> **Data**:

☆ ☆ ☆ ☆ ☆ ☆ ☆

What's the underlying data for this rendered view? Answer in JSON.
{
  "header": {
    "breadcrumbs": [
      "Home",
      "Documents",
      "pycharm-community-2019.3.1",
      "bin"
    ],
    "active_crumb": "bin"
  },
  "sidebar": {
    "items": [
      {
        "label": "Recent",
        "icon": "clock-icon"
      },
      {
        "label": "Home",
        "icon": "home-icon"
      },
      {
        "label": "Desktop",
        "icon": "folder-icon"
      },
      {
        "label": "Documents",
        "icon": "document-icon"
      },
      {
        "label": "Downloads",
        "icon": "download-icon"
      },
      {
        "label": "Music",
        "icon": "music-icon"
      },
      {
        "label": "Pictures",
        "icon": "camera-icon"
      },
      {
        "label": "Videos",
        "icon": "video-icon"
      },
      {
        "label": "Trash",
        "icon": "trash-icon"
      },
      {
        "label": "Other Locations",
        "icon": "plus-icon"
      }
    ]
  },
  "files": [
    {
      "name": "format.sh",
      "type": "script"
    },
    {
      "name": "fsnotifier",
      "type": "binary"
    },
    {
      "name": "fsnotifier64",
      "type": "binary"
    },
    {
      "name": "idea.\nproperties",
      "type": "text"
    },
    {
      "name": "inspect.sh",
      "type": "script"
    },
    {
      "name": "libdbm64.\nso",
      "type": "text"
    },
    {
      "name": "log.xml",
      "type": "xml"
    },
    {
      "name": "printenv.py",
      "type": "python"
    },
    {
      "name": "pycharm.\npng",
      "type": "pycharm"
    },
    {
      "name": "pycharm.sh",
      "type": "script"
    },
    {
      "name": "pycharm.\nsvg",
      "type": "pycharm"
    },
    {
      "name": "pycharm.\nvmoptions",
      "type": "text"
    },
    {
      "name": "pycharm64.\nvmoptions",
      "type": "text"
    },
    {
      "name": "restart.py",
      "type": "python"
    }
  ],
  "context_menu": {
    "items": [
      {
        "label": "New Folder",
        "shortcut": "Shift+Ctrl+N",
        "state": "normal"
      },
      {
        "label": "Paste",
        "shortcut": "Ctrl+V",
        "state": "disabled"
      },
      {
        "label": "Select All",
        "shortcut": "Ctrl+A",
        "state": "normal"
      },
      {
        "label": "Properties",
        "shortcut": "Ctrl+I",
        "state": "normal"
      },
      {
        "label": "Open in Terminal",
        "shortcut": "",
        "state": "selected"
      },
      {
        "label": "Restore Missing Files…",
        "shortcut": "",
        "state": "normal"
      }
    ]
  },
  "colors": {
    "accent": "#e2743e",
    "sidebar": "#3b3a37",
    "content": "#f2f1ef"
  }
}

☆ ☆ ☆ ☆ ☆ ☆ ☆

Gather every line from the entries above where the word "shortcut" appears, and copy them.

> **Task response**:
        "shortcut": "Shift+Ctrl+N",
        "shortcut": "Ctrl+V",
        "shortcut": "Ctrl+A",
        "shortcut": "Ctrl+I",
        "shortcut": "",
        "shortcut": "",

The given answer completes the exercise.